▸ **WORK REQUIRED**:
Locate every line in the records below that contains the word "people", and copy each one.

▸ **RECORD LIST**:

::::::

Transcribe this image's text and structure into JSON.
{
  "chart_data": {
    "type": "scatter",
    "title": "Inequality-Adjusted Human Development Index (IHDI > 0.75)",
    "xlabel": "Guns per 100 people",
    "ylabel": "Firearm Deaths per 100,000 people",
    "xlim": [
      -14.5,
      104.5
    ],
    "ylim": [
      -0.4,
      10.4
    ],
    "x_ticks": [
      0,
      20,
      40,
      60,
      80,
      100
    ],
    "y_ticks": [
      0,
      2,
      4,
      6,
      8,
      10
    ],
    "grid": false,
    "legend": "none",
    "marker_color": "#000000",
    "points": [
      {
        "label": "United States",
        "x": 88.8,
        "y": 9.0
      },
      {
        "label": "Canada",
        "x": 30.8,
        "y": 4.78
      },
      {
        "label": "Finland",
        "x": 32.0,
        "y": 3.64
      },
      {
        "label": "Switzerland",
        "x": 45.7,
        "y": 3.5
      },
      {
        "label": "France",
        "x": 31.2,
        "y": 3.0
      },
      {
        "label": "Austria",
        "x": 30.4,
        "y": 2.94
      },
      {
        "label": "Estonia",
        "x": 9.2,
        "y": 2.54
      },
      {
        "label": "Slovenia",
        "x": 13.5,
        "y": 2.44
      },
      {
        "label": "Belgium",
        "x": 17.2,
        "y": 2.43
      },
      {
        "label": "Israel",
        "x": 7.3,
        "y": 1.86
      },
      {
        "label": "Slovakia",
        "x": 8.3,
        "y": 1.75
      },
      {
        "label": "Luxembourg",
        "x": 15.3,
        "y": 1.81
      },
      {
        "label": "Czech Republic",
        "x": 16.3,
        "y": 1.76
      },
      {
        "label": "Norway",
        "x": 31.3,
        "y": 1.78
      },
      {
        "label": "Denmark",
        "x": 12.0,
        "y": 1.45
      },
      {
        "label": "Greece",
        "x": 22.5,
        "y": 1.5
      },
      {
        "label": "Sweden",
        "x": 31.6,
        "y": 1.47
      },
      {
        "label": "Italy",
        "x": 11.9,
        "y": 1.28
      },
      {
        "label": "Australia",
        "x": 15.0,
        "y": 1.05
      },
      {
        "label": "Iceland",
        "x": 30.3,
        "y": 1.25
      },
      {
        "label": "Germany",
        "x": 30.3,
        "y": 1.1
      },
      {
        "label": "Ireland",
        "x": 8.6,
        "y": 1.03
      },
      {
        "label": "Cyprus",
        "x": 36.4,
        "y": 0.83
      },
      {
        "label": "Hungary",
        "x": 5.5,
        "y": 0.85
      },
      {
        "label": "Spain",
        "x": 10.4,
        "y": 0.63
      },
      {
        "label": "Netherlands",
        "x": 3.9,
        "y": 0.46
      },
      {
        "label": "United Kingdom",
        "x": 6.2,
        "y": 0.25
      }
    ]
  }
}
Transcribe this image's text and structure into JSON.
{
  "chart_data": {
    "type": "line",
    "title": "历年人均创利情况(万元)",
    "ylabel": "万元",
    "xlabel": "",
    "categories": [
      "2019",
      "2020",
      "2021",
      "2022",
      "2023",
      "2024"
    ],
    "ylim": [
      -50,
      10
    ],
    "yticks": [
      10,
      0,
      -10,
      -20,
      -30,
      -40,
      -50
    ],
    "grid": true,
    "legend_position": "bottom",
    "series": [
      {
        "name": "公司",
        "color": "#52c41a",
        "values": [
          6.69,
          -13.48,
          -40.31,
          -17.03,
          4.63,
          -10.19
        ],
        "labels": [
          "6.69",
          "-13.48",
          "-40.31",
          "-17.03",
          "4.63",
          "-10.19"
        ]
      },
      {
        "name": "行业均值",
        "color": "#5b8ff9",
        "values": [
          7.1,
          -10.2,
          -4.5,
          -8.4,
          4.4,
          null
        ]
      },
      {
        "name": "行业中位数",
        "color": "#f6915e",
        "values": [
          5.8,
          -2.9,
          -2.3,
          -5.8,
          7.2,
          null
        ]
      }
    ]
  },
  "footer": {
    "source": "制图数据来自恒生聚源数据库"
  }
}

::::::

▸ **SOLVED PROBLEM**:
    "xlabel": "Guns per 100 people",
    "ylabel": "Firearm Deaths per 100,000 people",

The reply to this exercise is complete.